Structured figure records:

▬▬▬▬▬▬

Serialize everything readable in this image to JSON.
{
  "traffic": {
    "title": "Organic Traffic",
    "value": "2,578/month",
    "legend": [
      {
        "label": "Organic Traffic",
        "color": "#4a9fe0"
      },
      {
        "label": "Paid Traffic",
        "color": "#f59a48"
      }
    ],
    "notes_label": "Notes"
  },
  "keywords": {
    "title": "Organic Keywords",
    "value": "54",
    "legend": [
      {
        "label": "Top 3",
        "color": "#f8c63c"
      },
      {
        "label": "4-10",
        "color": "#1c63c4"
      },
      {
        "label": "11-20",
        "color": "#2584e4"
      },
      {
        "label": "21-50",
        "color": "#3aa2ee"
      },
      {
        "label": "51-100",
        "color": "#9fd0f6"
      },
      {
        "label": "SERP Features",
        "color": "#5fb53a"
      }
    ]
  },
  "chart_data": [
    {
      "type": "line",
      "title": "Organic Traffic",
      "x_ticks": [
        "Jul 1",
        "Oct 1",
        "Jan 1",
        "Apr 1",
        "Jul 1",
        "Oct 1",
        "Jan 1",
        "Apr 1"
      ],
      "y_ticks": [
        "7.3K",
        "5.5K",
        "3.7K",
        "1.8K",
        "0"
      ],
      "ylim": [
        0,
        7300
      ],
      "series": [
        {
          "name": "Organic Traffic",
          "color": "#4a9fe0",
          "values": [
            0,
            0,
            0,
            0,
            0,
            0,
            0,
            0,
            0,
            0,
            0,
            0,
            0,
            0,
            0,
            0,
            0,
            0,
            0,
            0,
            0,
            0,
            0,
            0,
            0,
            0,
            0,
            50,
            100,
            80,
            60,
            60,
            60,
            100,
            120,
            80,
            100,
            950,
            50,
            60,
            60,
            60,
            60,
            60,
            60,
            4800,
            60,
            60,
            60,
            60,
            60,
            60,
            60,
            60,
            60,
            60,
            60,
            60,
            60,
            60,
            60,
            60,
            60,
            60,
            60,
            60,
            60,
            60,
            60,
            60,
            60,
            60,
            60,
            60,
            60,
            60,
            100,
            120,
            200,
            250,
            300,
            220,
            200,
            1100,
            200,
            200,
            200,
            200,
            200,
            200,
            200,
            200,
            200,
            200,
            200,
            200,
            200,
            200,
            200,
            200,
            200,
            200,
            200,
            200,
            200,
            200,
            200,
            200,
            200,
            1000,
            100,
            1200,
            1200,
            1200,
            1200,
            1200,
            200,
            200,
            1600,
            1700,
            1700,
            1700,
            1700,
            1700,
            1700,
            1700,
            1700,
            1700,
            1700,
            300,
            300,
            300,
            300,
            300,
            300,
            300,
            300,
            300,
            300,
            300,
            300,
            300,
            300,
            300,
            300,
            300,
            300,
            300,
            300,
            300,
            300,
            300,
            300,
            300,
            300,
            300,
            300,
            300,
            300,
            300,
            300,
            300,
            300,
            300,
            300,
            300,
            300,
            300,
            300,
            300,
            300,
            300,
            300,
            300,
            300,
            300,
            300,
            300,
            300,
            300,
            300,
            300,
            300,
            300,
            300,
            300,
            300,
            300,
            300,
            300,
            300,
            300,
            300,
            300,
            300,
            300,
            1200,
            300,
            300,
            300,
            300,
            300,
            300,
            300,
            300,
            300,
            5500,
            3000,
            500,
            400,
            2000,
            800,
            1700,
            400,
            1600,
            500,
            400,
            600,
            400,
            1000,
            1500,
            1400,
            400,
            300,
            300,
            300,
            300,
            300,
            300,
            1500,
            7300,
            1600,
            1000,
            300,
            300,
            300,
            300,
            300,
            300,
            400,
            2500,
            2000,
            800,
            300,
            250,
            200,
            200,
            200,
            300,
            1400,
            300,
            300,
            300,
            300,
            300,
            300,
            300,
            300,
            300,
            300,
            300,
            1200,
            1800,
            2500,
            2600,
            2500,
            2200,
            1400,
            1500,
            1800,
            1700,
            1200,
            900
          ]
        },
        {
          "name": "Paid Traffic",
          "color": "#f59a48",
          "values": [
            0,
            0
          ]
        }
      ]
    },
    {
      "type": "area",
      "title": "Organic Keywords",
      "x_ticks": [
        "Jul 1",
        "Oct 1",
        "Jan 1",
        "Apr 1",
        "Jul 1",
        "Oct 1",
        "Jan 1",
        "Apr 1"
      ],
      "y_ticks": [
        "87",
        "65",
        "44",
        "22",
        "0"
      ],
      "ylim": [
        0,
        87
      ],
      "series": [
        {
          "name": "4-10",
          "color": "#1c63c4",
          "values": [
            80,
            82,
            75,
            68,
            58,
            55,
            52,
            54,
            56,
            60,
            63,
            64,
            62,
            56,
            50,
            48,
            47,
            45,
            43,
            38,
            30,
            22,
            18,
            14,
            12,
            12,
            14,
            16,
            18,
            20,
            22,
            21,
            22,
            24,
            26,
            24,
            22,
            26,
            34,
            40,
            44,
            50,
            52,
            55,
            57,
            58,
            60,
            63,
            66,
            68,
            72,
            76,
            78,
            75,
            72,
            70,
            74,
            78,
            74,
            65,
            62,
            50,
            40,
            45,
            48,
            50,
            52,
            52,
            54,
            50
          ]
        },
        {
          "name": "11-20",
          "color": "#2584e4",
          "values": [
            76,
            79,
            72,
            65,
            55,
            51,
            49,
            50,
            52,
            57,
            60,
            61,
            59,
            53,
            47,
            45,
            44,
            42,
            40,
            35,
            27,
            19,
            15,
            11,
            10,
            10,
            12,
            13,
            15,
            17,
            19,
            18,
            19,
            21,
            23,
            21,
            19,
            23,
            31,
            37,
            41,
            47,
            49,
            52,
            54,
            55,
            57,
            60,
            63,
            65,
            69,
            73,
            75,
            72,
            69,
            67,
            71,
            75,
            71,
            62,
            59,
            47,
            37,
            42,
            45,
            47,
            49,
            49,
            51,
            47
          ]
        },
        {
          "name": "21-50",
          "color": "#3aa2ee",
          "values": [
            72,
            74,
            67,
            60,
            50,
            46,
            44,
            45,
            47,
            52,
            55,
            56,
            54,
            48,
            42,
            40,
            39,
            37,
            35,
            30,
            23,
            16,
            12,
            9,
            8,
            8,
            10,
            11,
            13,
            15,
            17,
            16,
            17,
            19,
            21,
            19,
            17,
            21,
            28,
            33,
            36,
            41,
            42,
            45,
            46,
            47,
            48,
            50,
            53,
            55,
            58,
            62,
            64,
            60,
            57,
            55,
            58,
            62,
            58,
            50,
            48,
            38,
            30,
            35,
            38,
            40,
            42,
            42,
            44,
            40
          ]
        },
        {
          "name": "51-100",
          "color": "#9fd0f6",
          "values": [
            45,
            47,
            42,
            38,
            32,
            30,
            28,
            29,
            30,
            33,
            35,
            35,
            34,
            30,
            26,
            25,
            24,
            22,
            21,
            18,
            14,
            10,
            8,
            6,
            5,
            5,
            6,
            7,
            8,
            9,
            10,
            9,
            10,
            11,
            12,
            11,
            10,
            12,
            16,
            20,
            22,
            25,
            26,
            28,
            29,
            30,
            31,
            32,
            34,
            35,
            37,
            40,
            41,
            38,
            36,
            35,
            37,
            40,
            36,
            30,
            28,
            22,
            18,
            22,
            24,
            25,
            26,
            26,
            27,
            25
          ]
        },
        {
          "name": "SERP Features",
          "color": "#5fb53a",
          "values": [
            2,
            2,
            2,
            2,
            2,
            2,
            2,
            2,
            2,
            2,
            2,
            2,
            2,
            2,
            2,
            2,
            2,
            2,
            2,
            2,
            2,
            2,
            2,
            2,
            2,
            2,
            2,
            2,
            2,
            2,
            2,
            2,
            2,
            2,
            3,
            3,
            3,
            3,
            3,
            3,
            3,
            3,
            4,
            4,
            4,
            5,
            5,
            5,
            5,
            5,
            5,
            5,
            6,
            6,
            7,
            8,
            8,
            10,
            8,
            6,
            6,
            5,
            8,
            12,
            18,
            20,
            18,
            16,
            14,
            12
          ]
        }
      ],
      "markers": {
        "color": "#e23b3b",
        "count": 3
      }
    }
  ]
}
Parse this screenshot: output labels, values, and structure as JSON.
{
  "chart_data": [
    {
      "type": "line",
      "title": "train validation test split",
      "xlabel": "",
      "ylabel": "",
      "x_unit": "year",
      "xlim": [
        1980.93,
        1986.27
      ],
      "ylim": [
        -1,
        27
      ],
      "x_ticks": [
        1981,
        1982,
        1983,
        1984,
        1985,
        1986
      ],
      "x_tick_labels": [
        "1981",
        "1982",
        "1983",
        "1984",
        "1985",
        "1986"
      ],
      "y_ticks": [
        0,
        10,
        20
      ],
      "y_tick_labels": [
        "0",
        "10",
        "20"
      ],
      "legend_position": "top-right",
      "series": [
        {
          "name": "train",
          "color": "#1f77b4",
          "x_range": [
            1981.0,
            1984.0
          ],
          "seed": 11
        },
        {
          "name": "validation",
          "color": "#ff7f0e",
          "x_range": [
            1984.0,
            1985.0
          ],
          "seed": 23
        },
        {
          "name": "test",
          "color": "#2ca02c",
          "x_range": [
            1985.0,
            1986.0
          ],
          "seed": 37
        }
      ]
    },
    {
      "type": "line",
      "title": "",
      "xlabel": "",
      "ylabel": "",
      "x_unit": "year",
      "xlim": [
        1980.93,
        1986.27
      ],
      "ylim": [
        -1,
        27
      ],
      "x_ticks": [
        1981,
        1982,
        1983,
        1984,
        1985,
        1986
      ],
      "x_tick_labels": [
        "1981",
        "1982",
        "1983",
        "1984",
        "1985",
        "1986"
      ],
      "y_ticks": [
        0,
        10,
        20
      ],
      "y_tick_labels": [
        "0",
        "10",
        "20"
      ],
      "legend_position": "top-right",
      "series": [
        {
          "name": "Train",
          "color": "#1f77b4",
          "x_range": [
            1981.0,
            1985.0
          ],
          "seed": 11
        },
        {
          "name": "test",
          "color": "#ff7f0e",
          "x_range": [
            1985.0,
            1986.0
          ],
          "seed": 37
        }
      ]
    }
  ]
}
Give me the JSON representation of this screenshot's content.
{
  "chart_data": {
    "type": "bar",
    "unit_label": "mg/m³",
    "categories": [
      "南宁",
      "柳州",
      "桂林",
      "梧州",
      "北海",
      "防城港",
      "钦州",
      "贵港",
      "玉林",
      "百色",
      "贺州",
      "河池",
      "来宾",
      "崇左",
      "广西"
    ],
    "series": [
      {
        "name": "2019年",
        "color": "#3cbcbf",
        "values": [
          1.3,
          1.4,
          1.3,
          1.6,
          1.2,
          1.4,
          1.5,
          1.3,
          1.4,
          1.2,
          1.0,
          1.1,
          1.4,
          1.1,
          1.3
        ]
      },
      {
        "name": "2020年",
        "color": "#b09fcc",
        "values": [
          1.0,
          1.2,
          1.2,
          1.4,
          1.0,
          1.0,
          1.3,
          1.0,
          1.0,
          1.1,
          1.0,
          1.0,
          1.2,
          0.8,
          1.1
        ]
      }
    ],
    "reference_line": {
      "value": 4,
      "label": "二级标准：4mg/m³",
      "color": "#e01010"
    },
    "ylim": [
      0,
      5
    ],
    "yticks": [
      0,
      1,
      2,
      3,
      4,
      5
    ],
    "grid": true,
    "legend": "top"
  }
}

▬▬▬▬▬▬

Provide solely the number of lines in the data that include the word "Organic".

6